**Given request**
Tell how many lines carry the word "text"; the reply is the number and nothing else.

--*--

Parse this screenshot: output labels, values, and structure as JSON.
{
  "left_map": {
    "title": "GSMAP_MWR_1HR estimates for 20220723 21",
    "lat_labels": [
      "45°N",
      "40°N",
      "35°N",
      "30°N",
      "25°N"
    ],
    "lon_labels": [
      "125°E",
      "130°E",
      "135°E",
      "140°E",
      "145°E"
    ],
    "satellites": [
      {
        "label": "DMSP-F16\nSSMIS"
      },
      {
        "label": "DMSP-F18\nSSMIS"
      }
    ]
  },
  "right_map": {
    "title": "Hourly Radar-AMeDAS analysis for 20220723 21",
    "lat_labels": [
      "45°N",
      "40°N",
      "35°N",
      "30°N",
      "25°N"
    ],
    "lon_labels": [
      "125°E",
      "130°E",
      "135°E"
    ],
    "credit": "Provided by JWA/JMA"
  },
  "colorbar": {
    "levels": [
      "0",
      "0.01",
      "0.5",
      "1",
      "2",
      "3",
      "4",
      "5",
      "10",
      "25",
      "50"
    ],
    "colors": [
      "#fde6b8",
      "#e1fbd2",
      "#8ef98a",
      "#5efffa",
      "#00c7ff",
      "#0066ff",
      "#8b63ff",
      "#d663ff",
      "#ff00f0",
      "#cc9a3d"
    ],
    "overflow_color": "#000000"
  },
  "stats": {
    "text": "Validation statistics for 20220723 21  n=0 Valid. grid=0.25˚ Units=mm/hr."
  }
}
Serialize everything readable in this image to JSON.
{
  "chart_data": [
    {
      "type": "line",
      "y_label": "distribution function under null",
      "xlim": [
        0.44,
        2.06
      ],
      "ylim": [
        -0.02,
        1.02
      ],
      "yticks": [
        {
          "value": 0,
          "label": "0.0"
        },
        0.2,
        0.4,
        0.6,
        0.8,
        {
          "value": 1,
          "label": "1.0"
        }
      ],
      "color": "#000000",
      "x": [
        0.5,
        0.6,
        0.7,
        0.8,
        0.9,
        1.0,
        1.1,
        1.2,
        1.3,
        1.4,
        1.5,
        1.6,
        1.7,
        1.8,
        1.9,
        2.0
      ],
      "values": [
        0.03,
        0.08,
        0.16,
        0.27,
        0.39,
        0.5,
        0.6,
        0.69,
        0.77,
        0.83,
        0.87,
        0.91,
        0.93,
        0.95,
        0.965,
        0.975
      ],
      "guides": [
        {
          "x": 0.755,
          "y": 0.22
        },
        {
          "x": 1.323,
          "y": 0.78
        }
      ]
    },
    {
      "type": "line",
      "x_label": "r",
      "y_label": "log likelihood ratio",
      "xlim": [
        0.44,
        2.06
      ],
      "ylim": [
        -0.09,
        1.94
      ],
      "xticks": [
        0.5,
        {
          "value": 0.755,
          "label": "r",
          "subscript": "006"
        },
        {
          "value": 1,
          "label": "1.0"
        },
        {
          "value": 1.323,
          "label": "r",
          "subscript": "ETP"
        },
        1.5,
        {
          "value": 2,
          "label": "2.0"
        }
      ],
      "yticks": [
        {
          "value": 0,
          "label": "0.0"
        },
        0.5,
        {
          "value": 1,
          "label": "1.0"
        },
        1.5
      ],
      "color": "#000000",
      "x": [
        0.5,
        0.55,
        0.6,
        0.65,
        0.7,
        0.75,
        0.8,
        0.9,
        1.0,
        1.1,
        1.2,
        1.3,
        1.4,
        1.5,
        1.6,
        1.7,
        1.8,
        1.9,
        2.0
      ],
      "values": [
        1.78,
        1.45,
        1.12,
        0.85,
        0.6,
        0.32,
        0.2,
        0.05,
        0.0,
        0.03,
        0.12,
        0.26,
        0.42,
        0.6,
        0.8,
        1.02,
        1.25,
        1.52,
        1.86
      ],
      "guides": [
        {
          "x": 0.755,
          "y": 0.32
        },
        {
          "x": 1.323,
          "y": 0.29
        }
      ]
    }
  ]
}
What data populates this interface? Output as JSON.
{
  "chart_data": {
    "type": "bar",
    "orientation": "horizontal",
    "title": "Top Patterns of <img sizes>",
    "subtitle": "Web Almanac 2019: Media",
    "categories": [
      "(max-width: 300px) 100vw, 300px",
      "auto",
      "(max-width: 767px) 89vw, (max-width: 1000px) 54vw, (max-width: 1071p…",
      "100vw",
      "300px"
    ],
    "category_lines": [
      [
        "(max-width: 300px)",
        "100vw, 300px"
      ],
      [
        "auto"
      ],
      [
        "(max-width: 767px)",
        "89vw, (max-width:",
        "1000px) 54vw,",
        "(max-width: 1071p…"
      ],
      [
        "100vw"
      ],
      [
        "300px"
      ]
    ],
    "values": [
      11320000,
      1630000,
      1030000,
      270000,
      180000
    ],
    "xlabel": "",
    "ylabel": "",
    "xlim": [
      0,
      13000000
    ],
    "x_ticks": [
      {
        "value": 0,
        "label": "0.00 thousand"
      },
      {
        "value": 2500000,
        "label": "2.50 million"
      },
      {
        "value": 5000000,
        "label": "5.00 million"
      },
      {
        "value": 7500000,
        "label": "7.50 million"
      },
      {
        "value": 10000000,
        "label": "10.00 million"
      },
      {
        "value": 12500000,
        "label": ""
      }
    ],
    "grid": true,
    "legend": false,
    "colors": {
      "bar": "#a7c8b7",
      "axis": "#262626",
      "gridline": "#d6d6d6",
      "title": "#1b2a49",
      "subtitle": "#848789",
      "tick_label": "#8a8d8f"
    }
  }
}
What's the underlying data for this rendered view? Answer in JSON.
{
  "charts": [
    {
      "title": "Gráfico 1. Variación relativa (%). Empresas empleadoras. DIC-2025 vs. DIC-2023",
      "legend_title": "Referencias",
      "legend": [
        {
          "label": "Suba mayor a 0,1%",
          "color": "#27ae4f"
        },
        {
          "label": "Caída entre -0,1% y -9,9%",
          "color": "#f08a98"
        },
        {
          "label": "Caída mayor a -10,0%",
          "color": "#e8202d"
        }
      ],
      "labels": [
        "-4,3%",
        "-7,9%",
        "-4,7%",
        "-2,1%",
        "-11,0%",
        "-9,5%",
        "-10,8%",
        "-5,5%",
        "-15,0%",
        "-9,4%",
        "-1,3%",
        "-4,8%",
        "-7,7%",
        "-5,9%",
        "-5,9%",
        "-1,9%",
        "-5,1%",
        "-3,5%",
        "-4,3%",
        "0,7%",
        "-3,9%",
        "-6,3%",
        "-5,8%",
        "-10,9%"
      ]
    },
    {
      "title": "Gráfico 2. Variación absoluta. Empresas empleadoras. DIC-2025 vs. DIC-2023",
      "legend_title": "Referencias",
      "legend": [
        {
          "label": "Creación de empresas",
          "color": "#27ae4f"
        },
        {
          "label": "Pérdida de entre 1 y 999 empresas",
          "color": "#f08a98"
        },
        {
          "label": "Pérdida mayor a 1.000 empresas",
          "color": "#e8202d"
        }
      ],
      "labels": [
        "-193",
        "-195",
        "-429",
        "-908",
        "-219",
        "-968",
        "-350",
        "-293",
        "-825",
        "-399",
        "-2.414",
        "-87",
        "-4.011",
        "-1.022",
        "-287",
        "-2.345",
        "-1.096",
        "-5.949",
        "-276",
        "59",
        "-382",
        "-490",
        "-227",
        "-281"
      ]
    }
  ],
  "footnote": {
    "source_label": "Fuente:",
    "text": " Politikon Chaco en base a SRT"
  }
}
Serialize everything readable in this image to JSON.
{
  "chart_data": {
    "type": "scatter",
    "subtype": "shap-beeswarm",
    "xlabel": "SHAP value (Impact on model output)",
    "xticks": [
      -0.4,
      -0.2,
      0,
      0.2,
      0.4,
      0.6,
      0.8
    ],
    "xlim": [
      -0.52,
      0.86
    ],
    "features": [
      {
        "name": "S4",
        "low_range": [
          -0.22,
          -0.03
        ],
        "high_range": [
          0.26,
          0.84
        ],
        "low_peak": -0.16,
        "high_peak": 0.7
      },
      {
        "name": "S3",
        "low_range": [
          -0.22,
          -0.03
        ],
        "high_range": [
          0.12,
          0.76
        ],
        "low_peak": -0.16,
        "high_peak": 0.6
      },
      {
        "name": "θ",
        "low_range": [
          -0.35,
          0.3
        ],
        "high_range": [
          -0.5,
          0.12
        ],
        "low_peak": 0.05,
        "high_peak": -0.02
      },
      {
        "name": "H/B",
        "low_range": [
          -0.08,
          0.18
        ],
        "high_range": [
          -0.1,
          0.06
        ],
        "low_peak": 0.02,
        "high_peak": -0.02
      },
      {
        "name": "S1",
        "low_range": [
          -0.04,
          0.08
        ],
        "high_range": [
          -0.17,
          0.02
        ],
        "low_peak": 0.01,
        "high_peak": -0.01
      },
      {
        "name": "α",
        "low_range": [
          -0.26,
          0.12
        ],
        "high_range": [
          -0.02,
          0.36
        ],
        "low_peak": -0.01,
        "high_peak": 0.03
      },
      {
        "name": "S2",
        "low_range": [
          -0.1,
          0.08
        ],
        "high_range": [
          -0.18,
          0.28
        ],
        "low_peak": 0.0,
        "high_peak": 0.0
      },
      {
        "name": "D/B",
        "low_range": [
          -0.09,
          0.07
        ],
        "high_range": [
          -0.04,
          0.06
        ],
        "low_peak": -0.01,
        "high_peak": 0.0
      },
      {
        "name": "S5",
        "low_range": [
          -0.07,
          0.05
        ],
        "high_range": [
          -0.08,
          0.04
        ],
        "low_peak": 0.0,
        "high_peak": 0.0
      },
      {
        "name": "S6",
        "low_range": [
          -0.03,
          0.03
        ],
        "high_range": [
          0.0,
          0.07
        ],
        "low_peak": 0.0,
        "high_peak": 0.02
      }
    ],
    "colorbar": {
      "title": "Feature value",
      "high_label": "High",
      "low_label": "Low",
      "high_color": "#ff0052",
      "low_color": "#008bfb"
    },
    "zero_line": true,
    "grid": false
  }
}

--*--

**Answer to the exercise**
2